───── Provided records
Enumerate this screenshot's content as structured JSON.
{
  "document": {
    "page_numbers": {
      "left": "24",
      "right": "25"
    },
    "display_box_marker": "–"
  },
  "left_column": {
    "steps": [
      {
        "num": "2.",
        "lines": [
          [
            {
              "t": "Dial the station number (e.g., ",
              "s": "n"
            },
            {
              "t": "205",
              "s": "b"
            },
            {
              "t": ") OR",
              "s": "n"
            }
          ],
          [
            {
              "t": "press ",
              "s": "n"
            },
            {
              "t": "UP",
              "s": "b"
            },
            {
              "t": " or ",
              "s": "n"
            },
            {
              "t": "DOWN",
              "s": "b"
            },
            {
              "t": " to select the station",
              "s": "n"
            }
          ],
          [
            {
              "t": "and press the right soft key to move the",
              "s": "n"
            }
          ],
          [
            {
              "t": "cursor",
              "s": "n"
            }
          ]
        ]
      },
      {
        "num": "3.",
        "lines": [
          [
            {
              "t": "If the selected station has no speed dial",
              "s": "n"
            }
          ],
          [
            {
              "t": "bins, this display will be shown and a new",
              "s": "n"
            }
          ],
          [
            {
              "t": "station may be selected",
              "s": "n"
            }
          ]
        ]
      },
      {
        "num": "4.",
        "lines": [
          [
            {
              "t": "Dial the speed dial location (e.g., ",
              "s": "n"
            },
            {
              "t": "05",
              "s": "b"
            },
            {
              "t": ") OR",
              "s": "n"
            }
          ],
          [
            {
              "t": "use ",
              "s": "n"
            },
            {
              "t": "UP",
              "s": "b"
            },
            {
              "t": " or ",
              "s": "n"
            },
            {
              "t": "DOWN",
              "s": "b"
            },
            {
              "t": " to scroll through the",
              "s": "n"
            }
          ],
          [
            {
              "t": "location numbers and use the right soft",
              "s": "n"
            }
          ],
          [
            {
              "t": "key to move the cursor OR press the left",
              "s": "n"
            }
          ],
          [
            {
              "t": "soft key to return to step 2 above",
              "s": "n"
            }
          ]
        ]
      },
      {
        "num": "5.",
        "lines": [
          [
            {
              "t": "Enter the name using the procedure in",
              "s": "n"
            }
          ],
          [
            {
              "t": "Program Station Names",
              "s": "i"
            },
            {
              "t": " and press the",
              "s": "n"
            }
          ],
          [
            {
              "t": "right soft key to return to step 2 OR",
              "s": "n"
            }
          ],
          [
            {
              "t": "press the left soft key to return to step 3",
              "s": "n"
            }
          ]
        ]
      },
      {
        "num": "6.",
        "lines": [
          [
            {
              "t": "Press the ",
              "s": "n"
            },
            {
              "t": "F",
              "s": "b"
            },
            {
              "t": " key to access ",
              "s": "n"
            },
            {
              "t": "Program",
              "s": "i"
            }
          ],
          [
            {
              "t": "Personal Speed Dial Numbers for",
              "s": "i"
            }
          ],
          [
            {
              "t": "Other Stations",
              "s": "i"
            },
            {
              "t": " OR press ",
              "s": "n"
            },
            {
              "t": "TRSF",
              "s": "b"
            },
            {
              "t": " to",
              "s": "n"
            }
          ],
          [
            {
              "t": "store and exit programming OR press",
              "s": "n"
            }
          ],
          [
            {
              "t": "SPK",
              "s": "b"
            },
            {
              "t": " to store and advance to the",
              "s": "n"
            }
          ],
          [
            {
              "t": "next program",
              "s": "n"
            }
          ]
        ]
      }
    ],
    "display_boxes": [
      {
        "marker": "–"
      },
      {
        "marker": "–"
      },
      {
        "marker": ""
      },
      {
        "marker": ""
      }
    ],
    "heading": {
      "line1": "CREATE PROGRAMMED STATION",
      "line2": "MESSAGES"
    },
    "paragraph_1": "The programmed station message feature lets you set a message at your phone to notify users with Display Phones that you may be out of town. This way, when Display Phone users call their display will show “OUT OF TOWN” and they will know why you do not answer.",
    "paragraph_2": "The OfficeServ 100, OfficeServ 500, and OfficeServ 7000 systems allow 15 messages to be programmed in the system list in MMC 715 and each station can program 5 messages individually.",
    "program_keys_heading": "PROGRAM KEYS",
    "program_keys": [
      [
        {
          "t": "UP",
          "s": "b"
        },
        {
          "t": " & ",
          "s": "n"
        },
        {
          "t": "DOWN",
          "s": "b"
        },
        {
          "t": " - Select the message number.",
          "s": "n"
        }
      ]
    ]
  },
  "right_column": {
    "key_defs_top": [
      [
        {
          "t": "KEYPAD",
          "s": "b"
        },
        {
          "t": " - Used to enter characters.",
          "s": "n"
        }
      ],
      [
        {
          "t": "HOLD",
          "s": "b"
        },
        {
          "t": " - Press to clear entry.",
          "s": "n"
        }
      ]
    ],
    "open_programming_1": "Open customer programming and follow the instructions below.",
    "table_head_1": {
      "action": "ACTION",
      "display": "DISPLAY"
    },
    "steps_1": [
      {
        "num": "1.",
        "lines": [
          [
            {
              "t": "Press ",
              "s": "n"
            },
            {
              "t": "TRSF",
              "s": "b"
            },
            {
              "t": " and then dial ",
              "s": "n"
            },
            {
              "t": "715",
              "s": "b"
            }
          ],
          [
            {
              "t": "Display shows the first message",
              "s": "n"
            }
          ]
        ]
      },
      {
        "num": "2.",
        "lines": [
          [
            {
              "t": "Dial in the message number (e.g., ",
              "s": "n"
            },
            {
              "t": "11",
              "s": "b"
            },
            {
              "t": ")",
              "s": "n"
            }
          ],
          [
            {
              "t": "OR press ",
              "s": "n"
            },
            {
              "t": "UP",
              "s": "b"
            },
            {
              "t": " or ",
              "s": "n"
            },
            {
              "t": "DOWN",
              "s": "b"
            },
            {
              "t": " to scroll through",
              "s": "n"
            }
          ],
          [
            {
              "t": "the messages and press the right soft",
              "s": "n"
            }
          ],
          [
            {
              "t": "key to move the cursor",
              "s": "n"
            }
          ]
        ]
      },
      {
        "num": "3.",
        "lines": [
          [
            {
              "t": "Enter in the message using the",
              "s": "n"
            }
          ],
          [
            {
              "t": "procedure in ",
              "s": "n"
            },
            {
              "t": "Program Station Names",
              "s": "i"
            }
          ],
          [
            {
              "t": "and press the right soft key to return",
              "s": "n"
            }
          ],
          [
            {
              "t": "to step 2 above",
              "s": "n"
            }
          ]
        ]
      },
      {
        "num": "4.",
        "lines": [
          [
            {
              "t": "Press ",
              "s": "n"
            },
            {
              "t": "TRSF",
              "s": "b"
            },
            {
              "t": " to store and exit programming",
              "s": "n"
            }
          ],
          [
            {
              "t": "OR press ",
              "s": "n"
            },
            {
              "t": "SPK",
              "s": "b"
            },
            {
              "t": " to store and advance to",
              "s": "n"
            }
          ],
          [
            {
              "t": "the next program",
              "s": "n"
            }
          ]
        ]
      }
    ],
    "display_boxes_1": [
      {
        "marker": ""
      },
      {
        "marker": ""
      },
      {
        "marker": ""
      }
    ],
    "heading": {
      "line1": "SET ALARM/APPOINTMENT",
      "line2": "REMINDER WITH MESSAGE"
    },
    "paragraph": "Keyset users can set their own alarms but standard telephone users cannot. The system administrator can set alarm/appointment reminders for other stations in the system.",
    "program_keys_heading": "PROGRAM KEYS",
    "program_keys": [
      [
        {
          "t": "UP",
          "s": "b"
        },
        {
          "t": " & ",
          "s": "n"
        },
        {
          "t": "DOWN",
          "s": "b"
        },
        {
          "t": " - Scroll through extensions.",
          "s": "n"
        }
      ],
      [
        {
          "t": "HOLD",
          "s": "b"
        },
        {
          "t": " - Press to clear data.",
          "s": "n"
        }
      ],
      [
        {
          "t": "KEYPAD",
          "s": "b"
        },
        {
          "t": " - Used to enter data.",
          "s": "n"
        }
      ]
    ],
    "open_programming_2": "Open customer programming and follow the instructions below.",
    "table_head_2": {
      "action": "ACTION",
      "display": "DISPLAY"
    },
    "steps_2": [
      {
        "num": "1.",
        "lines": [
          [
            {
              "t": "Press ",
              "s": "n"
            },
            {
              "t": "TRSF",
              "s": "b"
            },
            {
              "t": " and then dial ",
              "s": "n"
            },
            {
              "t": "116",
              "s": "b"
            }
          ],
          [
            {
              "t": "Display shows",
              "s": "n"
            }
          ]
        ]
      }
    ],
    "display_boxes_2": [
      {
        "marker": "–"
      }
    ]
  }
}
──────────
# [What you are asked to do]
From the listing above, copy all lines holding the word "exit".

# [Correct result]
              "t": "store and exit programming OR press",
              "t": " to store and exit programming",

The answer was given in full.